> **INSTRUCTION**
Each record below must be returned exactly as shown.

-.-.-

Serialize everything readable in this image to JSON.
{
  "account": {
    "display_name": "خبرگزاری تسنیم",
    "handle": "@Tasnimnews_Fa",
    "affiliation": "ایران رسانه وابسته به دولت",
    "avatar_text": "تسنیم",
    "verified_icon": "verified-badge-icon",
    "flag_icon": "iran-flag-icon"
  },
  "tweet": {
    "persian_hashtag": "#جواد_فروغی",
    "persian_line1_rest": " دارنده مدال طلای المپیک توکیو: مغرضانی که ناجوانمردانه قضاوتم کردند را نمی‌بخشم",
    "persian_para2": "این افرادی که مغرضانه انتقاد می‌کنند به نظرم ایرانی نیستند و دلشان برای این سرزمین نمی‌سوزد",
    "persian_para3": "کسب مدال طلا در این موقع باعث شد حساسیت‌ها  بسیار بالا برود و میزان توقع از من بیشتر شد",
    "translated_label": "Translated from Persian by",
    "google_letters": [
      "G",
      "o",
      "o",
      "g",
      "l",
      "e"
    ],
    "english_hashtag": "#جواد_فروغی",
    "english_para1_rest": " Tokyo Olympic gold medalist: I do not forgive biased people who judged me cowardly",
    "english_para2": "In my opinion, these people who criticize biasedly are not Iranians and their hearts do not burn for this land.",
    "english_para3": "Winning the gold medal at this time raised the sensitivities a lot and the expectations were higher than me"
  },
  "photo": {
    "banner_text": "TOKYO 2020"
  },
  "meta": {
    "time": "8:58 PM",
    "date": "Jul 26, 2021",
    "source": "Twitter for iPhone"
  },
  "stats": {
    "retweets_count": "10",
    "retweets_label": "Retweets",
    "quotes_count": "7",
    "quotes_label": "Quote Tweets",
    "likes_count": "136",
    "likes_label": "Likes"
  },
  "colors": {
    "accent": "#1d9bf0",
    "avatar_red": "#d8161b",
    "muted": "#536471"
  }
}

-.-.-

> **OUTPUT OF THE TASK**
Serialize everything readable in this image to JSON.
{
  "account": {
    "display_name": "خبرگزاری تسنیم",
    "handle": "@Tasnimnews_Fa",
    "affiliation": "ایران رسانه وابسته به دولت",
    "avatar_text": "تسنیم",
    "verified_icon": "verified-badge-icon",
    "flag_icon": "iran-flag-icon"
  },
  "tweet": {
    "persian_hashtag": "#جواد_فروغی",
    "persian_line1_rest": " دارنده مدال طلای المپیک توکیو: مغرضانی که ناجوانمردانه قضاوتم کردند را نمی‌بخشم",
    "persian_para2": "این افرادی که مغرضانه انتقاد می‌کنند به نظرم ایرانی نیستند و دلشان برای این سرزمین نمی‌سوزد",
    "persian_para3": "کسب مدال طلا در این موقع باعث شد حساسیت‌ها  بسیار بالا برود و میزان توقع از من بیشتر شد",
    "translated_label": "Translated from Persian by",
    "google_letters": [
      "G",
      "o",
      "o",
      "g",
      "l",
      "e"
    ],
    "english_hashtag": "#جواد_فروغی",
    "english_para1_rest": " Tokyo Olympic gold medalist: I do not forgive biased people who judged me cowardly",
    "english_para2": "In my opinion, these people who criticize biasedly are not Iranians and their hearts do not burn for this land.",
    "english_para3": "Winning the gold medal at this time raised the sensitivities a lot and the expectations were higher than me"
  },
  "photo": {
    "banner_text": "TOKYO 2020"
  },
  "meta": {
    "time": "8:58 PM",
    "date": "Jul 26, 2021",
    "source": "Twitter for iPhone"
  },
  "stats": {
    "retweets_count": "10",
    "retweets_label": "Retweets",
    "quotes_count": "7",
    "quotes_label": "Quote Tweets",
    "likes_count": "136",
    "likes_label": "Likes"
  },
  "colors": {
    "accent": "#1d9bf0",
    "avatar_red": "#d8161b",
    "muted": "#536471"
  }
}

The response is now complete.